** start STORED RECORDS **

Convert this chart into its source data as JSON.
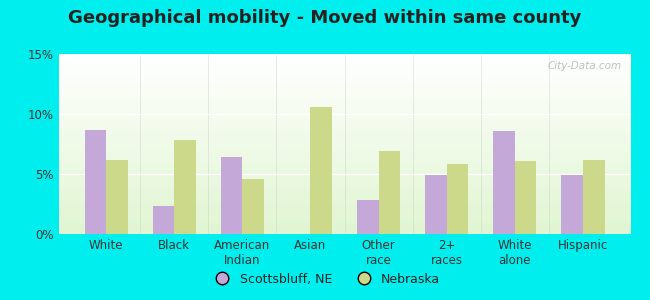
{
  "title": "Geographical mobility - Moved within same county",
  "categories": [
    "White",
    "Black",
    "American\nIndian",
    "Asian",
    "Other\nrace",
    "2+\nraces",
    "White\nalone",
    "Hispanic"
  ],
  "scottsbluff": [
    8.7,
    2.3,
    6.4,
    0.0,
    2.8,
    4.9,
    8.6,
    4.9
  ],
  "nebraska": [
    6.2,
    7.8,
    4.6,
    10.6,
    6.9,
    5.8,
    6.1,
    6.2
  ],
  "bar_color_scottsbluff": "#c4a8d8",
  "bar_color_nebraska": "#ccd98a",
  "outer_bg": "#00eeee",
  "ylim": [
    0,
    15
  ],
  "yticks": [
    0,
    5,
    10,
    15
  ],
  "ytick_labels": [
    "0%",
    "5%",
    "10%",
    "15%"
  ],
  "legend_labels": [
    "Scottsbluff, NE",
    "Nebraska"
  ],
  "watermark": "City-Data.com",
  "title_fontsize": 13,
  "tick_fontsize": 8.5
}
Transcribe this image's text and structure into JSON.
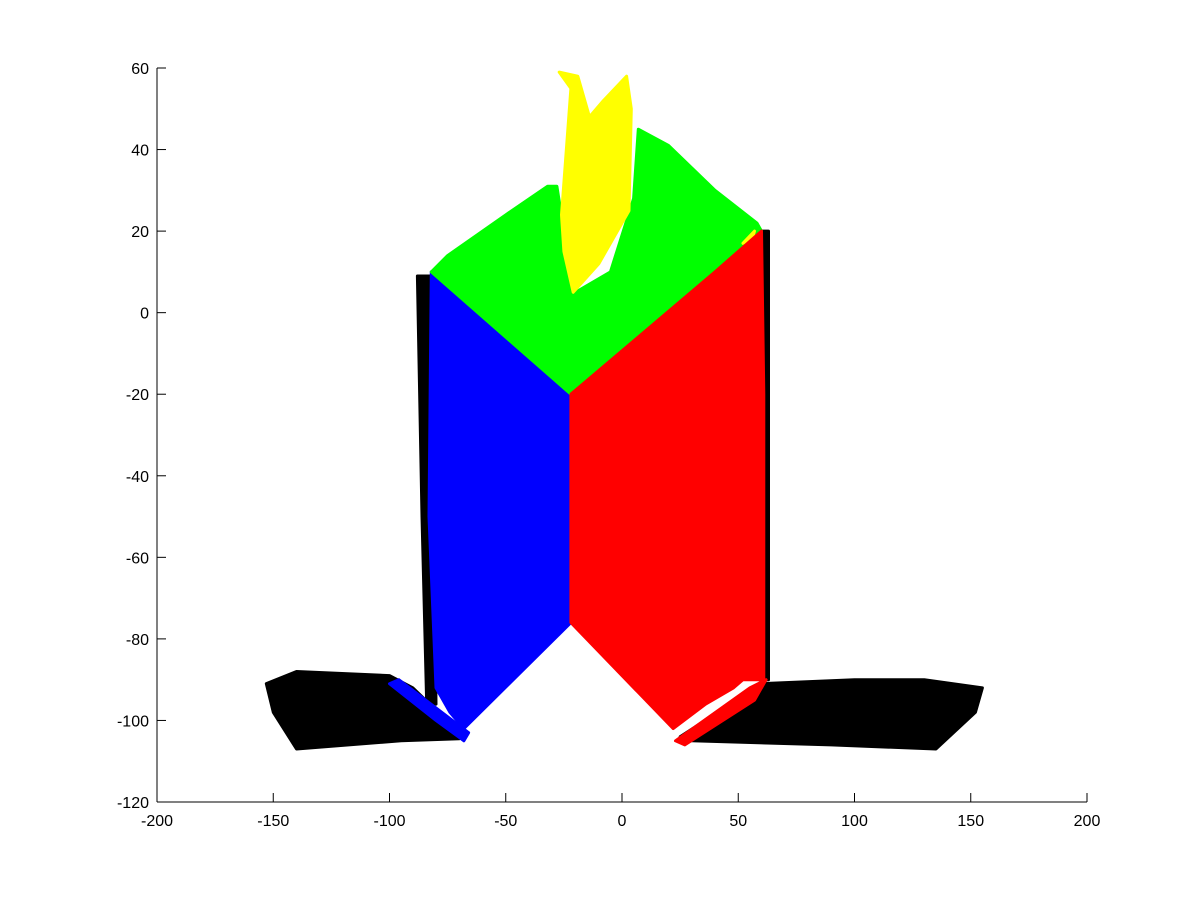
{
  "chart_data": {
    "type": "scatter",
    "title": "",
    "xlabel": "",
    "ylabel": "",
    "xlim": [
      -200,
      200
    ],
    "ylim": [
      -120,
      60
    ],
    "xticks": [
      -200,
      -150,
      -100,
      -50,
      0,
      50,
      100,
      150,
      200
    ],
    "yticks": [
      -120,
      -100,
      -80,
      -60,
      -40,
      -20,
      0,
      20,
      40,
      60
    ],
    "grid": false,
    "legend": "none",
    "marker": "diamond",
    "series": [
      {
        "color": "#000000",
        "regions": [
          [
            [
              -153,
              -91
            ],
            [
              -140,
              -88
            ],
            [
              -100,
              -89
            ],
            [
              -90,
              -92
            ],
            [
              -68,
              -104
            ],
            [
              -70,
              -104.5
            ],
            [
              -95,
              -105
            ],
            [
              -140,
              -107
            ],
            [
              -150,
              -98
            ]
          ],
          [
            [
              25,
              -104
            ],
            [
              60,
              -91
            ],
            [
              100,
              -90
            ],
            [
              130,
              -90
            ],
            [
              155,
              -92
            ],
            [
              152,
              -98
            ],
            [
              135,
              -107
            ],
            [
              90,
              -106
            ],
            [
              30,
              -105
            ]
          ],
          [
            [
              59,
              20
            ],
            [
              63,
              20
            ],
            [
              63,
              -90
            ],
            [
              59,
              -90
            ]
          ],
          [
            [
              -88,
              9
            ],
            [
              -82,
              9
            ],
            [
              -80,
              -96
            ],
            [
              -84,
              -96
            ],
            [
              -86,
              -50
            ]
          ],
          [
            [
              -23,
              -21
            ],
            [
              10,
              -5
            ],
            [
              12,
              -4
            ],
            [
              -22,
              -23
            ]
          ]
        ]
      },
      {
        "color": "#0000ff",
        "regions": [
          [
            [
              -82,
              10
            ],
            [
              -22,
              -20
            ],
            [
              -22,
              -76
            ],
            [
              -68,
              -102
            ],
            [
              -74,
              -98
            ],
            [
              -80,
              -92
            ],
            [
              -83,
              -50
            ]
          ],
          [
            [
              -100,
              -91
            ],
            [
              -96,
              -90
            ],
            [
              -66,
              -103
            ],
            [
              -68,
              -105
            ],
            [
              -80,
              -100
            ]
          ]
        ]
      },
      {
        "color": "#00ff00",
        "regions": [
          [
            [
              -82,
              10
            ],
            [
              -75,
              14
            ],
            [
              -50,
              24
            ],
            [
              -32,
              31
            ],
            [
              -28,
              31
            ],
            [
              -25,
              20
            ],
            [
              -23,
              18
            ],
            [
              -22,
              10
            ],
            [
              -20,
              5
            ],
            [
              -5,
              10
            ],
            [
              5,
              28
            ],
            [
              7,
              45
            ],
            [
              20,
              41
            ],
            [
              40,
              30
            ],
            [
              58,
              22
            ],
            [
              60,
              20
            ],
            [
              35,
              2
            ],
            [
              -22,
              -20
            ]
          ]
        ]
      },
      {
        "color": "#ffff00",
        "regions": [
          [
            [
              -26,
              24
            ],
            [
              -22,
              55
            ],
            [
              -27,
              59
            ],
            [
              -19,
              58
            ],
            [
              -14,
              48
            ],
            [
              -8,
              52
            ],
            [
              2,
              58
            ],
            [
              4,
              50
            ],
            [
              3,
              25
            ],
            [
              -10,
              12
            ],
            [
              -21,
              5
            ],
            [
              -25,
              15
            ]
          ],
          [
            [
              14,
              -4
            ],
            [
              39,
              7
            ],
            [
              41,
              9
            ],
            [
              14,
              -3
            ]
          ],
          [
            [
              52,
              17
            ],
            [
              57,
              20
            ],
            [
              56,
              18
            ]
          ]
        ]
      },
      {
        "color": "#ff0000",
        "regions": [
          [
            [
              -22,
              -20
            ],
            [
              40,
              10
            ],
            [
              60,
              20
            ],
            [
              61,
              -20
            ],
            [
              61,
              -90
            ],
            [
              52,
              -90
            ],
            [
              48,
              -92
            ],
            [
              36,
              -96
            ],
            [
              22,
              -102
            ],
            [
              -22,
              -76
            ]
          ],
          [
            [
              23,
              -105
            ],
            [
              55,
              -92
            ],
            [
              62,
              -90
            ],
            [
              57,
              -95
            ],
            [
              27,
              -106
            ]
          ]
        ]
      }
    ]
  }
}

** end STORED RECORDS **

**GOAL:** Using the records above, find and show each line with the string "this".

**FINISHED EXERCISE:**
Convert this chart into its source data as JSON.
Transcribe this image's text and structure into JSON.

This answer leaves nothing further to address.